Instruction:
Extract all lines containing "structured".

Extracted information:
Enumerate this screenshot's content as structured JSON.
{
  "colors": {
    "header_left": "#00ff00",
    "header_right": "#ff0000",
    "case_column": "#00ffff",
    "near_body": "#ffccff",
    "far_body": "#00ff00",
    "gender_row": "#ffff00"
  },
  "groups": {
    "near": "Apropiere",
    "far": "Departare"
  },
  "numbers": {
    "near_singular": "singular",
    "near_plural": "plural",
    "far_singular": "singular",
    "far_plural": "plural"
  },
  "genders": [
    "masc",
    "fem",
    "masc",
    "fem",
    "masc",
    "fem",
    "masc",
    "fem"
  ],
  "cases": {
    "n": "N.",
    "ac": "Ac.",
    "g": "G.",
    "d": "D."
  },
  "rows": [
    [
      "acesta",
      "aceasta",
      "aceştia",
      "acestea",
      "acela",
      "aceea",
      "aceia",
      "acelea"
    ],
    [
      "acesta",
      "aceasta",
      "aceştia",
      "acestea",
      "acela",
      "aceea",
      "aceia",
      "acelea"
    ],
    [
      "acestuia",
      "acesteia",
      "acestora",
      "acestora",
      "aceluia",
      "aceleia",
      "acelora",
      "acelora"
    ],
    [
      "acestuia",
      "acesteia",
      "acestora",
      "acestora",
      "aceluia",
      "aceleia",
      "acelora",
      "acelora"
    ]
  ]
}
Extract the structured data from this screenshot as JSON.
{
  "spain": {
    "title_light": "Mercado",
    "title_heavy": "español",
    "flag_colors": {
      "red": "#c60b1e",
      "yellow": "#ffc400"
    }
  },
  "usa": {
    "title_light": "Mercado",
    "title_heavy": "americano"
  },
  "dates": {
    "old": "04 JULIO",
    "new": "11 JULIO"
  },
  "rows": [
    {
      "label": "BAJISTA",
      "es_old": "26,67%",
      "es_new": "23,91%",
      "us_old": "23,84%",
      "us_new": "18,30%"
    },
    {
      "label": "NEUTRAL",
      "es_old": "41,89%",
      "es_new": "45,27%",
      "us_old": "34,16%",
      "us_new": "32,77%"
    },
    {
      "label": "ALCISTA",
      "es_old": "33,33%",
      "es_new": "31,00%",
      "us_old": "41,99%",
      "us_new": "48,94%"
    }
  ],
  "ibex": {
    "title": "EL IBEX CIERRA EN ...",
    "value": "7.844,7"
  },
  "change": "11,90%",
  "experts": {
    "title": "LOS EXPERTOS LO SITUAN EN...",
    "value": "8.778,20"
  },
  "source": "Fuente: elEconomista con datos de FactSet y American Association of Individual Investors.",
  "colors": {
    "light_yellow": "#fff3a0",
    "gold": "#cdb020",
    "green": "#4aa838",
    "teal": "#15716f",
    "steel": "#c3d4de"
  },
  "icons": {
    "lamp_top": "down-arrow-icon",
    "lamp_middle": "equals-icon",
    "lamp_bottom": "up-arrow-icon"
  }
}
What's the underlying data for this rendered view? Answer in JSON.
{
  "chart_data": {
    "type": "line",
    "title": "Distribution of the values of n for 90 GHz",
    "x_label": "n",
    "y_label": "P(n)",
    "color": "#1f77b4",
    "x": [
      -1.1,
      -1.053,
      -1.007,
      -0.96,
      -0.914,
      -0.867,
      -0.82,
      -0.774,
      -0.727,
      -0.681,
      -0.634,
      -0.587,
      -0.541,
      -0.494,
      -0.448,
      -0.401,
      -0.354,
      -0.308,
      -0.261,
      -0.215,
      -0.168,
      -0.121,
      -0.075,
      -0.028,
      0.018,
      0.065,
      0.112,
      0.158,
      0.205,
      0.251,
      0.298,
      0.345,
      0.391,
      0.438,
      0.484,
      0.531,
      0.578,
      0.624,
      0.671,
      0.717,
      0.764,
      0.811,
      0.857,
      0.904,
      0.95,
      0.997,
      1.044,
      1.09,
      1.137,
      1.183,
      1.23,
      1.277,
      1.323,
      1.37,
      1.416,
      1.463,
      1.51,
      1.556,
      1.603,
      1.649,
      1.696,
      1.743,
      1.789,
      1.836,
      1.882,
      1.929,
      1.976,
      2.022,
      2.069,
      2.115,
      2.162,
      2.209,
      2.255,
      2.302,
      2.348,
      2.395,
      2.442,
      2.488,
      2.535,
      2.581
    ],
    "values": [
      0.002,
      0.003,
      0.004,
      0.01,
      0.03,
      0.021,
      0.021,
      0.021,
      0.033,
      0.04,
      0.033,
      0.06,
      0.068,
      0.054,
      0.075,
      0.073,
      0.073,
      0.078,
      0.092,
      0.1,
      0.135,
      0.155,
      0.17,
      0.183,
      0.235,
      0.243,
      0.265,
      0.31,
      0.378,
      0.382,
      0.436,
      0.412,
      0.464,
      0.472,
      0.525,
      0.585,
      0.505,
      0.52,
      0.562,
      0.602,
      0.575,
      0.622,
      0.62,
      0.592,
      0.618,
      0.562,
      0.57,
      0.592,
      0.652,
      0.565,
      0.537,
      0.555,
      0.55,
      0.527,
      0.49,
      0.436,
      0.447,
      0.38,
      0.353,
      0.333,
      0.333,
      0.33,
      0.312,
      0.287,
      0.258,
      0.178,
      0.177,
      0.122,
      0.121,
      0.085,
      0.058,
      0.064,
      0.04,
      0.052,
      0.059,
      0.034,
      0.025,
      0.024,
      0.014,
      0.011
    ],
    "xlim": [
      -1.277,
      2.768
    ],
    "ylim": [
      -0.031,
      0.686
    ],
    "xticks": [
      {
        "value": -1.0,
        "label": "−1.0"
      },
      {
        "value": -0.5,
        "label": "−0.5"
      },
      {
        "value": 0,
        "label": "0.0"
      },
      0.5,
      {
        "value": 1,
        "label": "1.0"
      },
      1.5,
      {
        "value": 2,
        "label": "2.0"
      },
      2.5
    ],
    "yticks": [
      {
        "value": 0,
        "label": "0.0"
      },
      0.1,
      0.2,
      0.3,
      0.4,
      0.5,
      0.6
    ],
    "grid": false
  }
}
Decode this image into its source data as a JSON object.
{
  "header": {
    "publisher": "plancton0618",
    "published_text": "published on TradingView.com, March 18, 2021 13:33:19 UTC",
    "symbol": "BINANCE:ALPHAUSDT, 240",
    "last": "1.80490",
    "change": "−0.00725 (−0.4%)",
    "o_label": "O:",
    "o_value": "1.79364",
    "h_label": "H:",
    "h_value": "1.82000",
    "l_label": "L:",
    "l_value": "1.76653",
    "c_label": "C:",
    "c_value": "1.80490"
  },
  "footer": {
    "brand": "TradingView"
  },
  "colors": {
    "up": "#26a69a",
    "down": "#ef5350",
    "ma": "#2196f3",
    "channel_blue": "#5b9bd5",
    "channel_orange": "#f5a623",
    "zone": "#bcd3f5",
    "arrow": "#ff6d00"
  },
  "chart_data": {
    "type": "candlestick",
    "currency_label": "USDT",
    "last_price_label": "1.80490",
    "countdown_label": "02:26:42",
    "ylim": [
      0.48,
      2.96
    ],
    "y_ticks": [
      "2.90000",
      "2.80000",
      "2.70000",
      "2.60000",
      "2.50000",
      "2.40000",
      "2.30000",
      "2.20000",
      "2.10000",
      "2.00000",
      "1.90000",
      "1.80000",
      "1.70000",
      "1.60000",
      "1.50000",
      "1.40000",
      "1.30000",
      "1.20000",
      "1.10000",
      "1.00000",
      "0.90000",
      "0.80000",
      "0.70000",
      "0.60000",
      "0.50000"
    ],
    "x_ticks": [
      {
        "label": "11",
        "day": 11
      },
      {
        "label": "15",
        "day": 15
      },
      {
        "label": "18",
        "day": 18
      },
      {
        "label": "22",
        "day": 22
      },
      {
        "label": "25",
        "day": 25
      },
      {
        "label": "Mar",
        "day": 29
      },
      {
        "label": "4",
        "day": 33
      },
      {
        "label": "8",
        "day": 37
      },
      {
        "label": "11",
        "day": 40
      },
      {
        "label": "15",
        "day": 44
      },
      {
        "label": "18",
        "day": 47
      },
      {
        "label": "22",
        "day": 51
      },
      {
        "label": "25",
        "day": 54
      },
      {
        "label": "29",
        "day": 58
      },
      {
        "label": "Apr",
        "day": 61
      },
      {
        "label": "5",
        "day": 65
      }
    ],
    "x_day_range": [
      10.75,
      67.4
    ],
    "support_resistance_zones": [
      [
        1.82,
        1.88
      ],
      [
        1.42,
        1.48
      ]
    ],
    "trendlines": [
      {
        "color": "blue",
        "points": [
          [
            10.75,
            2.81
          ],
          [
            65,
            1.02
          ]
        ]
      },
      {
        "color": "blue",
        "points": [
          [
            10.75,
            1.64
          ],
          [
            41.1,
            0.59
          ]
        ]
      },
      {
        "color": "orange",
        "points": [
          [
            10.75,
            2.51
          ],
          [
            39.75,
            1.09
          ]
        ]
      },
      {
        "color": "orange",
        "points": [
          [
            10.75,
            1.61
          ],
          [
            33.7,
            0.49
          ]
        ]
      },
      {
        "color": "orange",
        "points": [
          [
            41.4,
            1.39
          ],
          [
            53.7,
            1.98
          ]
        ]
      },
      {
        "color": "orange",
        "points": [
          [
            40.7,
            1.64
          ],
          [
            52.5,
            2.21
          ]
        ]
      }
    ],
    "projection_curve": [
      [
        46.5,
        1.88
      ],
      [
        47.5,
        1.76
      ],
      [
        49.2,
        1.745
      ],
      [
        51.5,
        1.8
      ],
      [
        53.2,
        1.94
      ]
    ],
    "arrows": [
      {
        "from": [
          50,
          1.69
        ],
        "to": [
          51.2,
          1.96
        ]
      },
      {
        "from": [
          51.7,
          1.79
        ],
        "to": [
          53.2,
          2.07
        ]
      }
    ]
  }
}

Answer to this task:
Enumerate this screenshot's content as structured JSON.
Extract the structured data from this screenshot as JSON.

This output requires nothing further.